(Exercise details):
Are you able to retype all the records below exactly?

-------- Records for processing

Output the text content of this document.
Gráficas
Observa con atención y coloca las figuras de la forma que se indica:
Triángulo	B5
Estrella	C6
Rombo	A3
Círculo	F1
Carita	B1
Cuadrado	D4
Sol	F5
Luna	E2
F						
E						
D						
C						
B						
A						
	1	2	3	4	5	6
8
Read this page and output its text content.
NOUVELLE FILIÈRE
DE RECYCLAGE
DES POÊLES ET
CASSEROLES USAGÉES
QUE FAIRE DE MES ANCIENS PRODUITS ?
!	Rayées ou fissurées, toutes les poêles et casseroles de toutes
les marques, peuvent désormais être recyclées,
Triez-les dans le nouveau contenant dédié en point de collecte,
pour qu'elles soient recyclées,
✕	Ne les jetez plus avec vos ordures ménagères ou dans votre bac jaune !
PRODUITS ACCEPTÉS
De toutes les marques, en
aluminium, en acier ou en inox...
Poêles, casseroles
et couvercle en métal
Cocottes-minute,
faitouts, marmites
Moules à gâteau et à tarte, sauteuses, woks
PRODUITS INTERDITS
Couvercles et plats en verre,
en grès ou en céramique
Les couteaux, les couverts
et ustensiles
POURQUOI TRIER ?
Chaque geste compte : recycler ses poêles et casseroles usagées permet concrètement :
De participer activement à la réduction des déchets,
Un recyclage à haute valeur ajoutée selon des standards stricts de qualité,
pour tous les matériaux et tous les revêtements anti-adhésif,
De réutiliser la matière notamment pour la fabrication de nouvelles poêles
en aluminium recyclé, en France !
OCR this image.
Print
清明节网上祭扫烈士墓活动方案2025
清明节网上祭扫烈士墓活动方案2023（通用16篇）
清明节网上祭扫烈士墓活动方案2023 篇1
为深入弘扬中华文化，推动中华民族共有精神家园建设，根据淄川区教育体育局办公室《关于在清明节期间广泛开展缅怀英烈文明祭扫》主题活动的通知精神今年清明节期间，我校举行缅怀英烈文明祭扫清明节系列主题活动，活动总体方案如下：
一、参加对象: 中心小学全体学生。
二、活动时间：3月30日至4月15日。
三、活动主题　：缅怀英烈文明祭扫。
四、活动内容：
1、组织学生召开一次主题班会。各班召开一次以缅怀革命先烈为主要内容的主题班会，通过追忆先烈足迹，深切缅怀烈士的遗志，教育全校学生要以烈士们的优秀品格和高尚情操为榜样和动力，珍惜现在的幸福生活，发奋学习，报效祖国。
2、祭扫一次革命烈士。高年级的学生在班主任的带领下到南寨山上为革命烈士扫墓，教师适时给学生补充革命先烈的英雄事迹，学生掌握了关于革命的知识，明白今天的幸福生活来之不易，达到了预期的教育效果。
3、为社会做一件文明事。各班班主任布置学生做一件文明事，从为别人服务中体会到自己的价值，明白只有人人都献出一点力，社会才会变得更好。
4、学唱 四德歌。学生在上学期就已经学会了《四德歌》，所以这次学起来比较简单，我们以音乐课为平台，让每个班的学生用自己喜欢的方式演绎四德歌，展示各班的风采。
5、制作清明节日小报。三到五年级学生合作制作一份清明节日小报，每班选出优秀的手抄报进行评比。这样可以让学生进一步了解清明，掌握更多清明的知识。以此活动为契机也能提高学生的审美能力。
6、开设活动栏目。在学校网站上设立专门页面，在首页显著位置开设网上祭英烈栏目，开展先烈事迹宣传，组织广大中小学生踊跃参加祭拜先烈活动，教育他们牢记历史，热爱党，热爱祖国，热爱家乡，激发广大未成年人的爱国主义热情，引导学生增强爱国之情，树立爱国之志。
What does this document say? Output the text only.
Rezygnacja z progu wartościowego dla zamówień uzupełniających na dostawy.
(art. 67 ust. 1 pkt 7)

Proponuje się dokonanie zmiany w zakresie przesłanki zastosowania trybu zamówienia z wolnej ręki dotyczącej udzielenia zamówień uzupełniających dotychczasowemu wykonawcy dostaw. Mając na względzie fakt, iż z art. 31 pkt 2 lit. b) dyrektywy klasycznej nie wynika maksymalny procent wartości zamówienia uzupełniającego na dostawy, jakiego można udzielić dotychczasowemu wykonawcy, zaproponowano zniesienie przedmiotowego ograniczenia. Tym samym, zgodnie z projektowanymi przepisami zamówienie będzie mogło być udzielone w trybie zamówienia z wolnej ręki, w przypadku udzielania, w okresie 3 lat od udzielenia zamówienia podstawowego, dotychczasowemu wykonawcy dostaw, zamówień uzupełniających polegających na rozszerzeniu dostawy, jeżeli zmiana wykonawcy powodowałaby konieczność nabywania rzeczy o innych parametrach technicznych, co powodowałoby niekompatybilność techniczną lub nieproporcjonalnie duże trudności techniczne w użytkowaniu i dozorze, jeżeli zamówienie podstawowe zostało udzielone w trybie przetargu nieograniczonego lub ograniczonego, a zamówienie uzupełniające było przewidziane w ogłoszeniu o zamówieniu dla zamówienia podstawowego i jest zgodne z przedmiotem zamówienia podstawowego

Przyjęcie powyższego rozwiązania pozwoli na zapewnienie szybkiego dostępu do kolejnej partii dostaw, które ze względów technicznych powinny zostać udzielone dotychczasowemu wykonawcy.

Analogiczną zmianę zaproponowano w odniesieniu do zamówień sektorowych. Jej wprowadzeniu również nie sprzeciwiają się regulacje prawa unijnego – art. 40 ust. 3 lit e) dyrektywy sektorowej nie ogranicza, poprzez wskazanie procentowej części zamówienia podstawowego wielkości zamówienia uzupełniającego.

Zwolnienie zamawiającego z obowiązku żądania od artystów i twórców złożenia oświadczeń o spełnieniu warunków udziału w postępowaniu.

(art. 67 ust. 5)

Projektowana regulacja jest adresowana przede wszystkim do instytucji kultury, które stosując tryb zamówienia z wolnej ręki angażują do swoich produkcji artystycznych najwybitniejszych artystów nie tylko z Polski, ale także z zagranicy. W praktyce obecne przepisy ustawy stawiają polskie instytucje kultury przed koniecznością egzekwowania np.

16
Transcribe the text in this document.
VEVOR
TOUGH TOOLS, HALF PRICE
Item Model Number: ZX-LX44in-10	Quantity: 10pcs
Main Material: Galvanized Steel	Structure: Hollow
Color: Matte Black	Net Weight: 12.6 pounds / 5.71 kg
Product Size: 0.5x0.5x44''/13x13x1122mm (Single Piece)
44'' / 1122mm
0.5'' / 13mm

----------------

(Written solution):
Output the text content of this document.
Gráficas
Observa con atención y coloca las figuras de la forma que se indica:
Triángulo	B5
Estrella	C6
Rombo	A3
Círculo	F1
Carita	B1
Cuadrado	D4
Sol	F5
Luna	E2
F						
E						
D						
C						
B						
A						
	1	2	3	4	5	6
8
Read this page and output its text content.
NOUVELLE FILIÈRE
DE RECYCLAGE
DES POÊLES ET
CASSEROLES USAGÉES
QUE FAIRE DE MES ANCIENS PRODUITS ?
!	Rayées ou fissurées, toutes les poêles et casseroles de toutes
les marques, peuvent désormais être recyclées,
Triez-les dans le nouveau contenant dédié en point de collecte,
pour qu'elles soient recyclées,
✕	Ne les jetez plus avec vos ordures ménagères ou dans votre bac jaune !
PRODUITS ACCEPTÉS
De toutes les marques, en
aluminium, en acier ou en inox...
Poêles, casseroles
et couvercle en métal
Cocottes-minute,
faitouts, marmites
Moules à gâteau et à tarte, sauteuses, woks
PRODUITS INTERDITS
Couvercles et plats en verre,
en grès ou en céramique
Les couteaux, les couverts
et ustensiles
POURQUOI TRIER ?
Chaque geste compte : recycler ses poêles et casseroles usagées permet concrètement :
De participer activement à la réduction des déchets,
Un recyclage à haute valeur ajoutée selon des standards stricts de qualité,
pour tous les matériaux et tous les revêtements anti-adhésif,
De réutiliser la matière notamment pour la fabrication de nouvelles poêles
en aluminium recyclé, en France !
OCR this image.
Print
清明节网上祭扫烈士墓活动方案2025
清明节网上祭扫烈士墓活动方案2023（通用16篇）
清明节网上祭扫烈士墓活动方案2023 篇1
为深入弘扬中华文化，推动中华民族共有精神家园建设，根据淄川区教育体育局办公室《关于在清明节期间广泛开展缅怀英烈文明祭扫》主题活动的通知精神今年清明节期间，我校举行缅怀英烈文明祭扫清明节系列主题活动，活动总体方案如下：
一、参加对象: 中心小学全体学生。
二、活动时间：3月30日至4月15日。
三、活动主题　：缅怀英烈文明祭扫。
四、活动内容：
1、组织学生召开一次主题班会。各班召开一次以缅怀革命先烈为主要内容的主题班会，通过追忆先烈足迹，深切缅怀烈士的遗志，教育全校学生要以烈士们的优秀品格和高尚情操为榜样和动力，珍惜现在的幸福生活，发奋学习，报效祖国。
2、祭扫一次革命烈士。高年级的学生在班主任的带领下到南寨山上为革命烈士扫墓，教师适时给学生补充革命先烈的英雄事迹，学生掌握了关于革命的知识，明白今天的幸福生活来之不易，达到了预期的教育效果。
3、为社会做一件文明事。各班班主任布置学生做一件文明事，从为别人服务中体会到自己的价值，明白只有人人都献出一点力，社会才会变得更好。
4、学唱 四德歌。学生在上学期就已经学会了《四德歌》，所以这次学起来比较简单，我们以音乐课为平台，让每个班的学生用自己喜欢的方式演绎四德歌，展示各班的风采。
5、制作清明节日小报。三到五年级学生合作制作一份清明节日小报，每班选出优秀的手抄报进行评比。这样可以让学生进一步了解清明，掌握更多清明的知识。以此活动为契机也能提高学生的审美能力。
6、开设活动栏目。在学校网站上设立专门页面，在首页显著位置开设网上祭英烈栏目，开展先烈事迹宣传，组织广大中小学生踊跃参加祭拜先烈活动，教育他们牢记历史，热爱党，热爱祖国，热爱家乡，激发广大未成年人的爱国主义热情，引导学生增强爱国之情，树立爱国之志。
What does this document say? Output the text only.
Rezygnacja z progu wartościowego dla zamówień uzupełniających na dostawy.
(art. 67 ust. 1 pkt 7)

Proponuje się dokonanie zmiany w zakresie przesłanki zastosowania trybu zamówienia z wolnej ręki dotyczącej udzielenia zamówień uzupełniających dotychczasowemu wykonawcy dostaw. Mając na względzie fakt, iż z art. 31 pkt 2 lit. b) dyrektywy klasycznej nie wynika maksymalny procent wartości zamówienia uzupełniającego na dostawy, jakiego można udzielić dotychczasowemu wykonawcy, zaproponowano zniesienie przedmiotowego ograniczenia. Tym samym, zgodnie z projektowanymi przepisami zamówienie będzie mogło być udzielone w trybie zamówienia z wolnej ręki, w przypadku udzielania, w okresie 3 lat od udzielenia zamówienia podstawowego, dotychczasowemu wykonawcy dostaw, zamówień uzupełniających polegających na rozszerzeniu dostawy, jeżeli zmiana wykonawcy powodowałaby konieczność nabywania rzeczy o innych parametrach technicznych, co powodowałoby niekompatybilność techniczną lub nieproporcjonalnie duże trudności techniczne w użytkowaniu i dozorze, jeżeli zamówienie podstawowe zostało udzielone w trybie przetargu nieograniczonego lub ograniczonego, a zamówienie uzupełniające było przewidziane w ogłoszeniu o zamówieniu dla zamówienia podstawowego i jest zgodne z przedmiotem zamówienia podstawowego

Przyjęcie powyższego rozwiązania pozwoli na zapewnienie szybkiego dostępu do kolejnej partii dostaw, które ze względów technicznych powinny zostać udzielone dotychczasowemu wykonawcy.

Analogiczną zmianę zaproponowano w odniesieniu do zamówień sektorowych. Jej wprowadzeniu również nie sprzeciwiają się regulacje prawa unijnego – art. 40 ust. 3 lit e) dyrektywy sektorowej nie ogranicza, poprzez wskazanie procentowej części zamówienia podstawowego wielkości zamówienia uzupełniającego.

Zwolnienie zamawiającego z obowiązku żądania od artystów i twórców złożenia oświadczeń o spełnieniu warunków udziału w postępowaniu.

(art. 67 ust. 5)

Projektowana regulacja jest adresowana przede wszystkim do instytucji kultury, które stosując tryb zamówienia z wolnej ręki angażują do swoich produkcji artystycznych najwybitniejszych artystów nie tylko z Polski, ale także z zagranicy. W praktyce obecne przepisy ustawy stawiają polskie instytucje kultury przed koniecznością egzekwowania np.

16
Transcribe the text in this document.
VEVOR
TOUGH TOOLS, HALF PRICE
Item Model Number: ZX-LX44in-10	Quantity: 10pcs
Main Material: Galvanized Steel	Structure: Hollow
Color: Matte Black	Net Weight: 12.6 pounds / 5.71 kg
Product Size: 0.5x0.5x44''/13x13x1122mm (Single Piece)
44'' / 1122mm
0.5'' / 13mm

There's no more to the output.